> [Exercise description]:
Reproduce the records below word for word, leaving out the pictures.

■ ■ ■ ■ ■

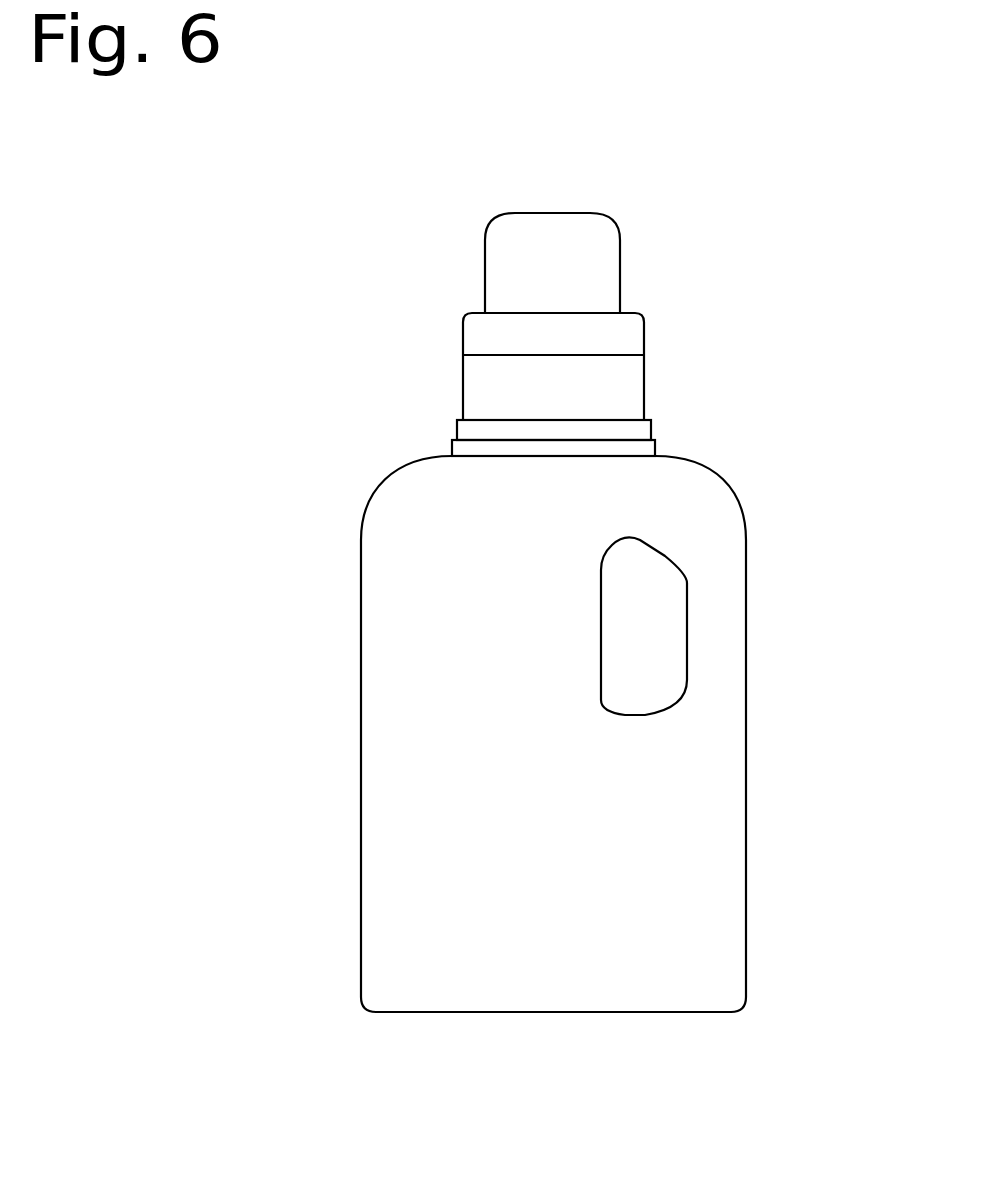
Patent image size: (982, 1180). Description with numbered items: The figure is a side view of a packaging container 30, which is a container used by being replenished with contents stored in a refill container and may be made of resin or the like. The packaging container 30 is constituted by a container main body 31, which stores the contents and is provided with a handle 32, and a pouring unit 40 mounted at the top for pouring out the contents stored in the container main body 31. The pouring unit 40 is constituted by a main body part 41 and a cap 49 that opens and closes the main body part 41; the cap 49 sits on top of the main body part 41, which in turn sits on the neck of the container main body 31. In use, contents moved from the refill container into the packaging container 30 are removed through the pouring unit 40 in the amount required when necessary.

The packaging container 30 is at (566, 130).
The container main body 31 is at (717, 800).
The handle 32 is at (730, 617).
The pouring unit 40 is at (461, 290).
The main body part 41 is at (648, 374).
The cap 49 is at (622, 262).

■ ■ ■ ■ ■

> [Task answer]:
Patent image size: (982, 1180). Description with numbered items: The figure is a side view of a packaging container 30, which is a container used by being replenished with contents stored in a refill container and may be made of resin or the like. The packaging container 30 is constituted by a container main body 31, which stores the contents and is provided with a handle 32, and a pouring unit 40 mounted at the top for pouring out the contents stored in the container main body 31. The pouring unit 40 is constituted by a main body part 41 and a cap 49 that opens and closes the main body part 41; the cap 49 sits on top of the main body part 41, which in turn sits on the neck of the container main body 31. In use, contents moved from the refill container into the packaging container 30 are removed through the pouring unit 40 in the amount required when necessary.

The packaging container 30 is at (566, 130).
The container main body 31 is at (717, 800).
The handle 32 is at (730, 617).
The pouring unit 40 is at (461, 290).
The main body part 41 is at (648, 374).
The cap 49 is at (622, 262).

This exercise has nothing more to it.